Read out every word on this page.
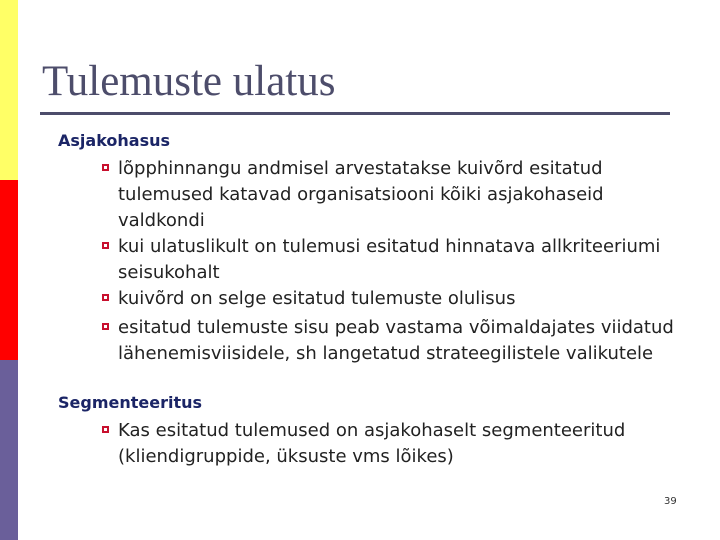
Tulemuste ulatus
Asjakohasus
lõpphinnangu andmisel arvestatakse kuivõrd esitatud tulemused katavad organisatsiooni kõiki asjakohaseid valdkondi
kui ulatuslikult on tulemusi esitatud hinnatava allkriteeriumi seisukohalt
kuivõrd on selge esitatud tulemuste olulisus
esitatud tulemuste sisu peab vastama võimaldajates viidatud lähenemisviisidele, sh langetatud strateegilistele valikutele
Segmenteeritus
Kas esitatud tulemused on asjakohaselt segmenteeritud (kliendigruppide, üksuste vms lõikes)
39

*****

§ **Set problem**:
Go through the listing above line by line and say how many lines hold the word "esitatud". Reply with that number only.

§ **Complete answer**:
5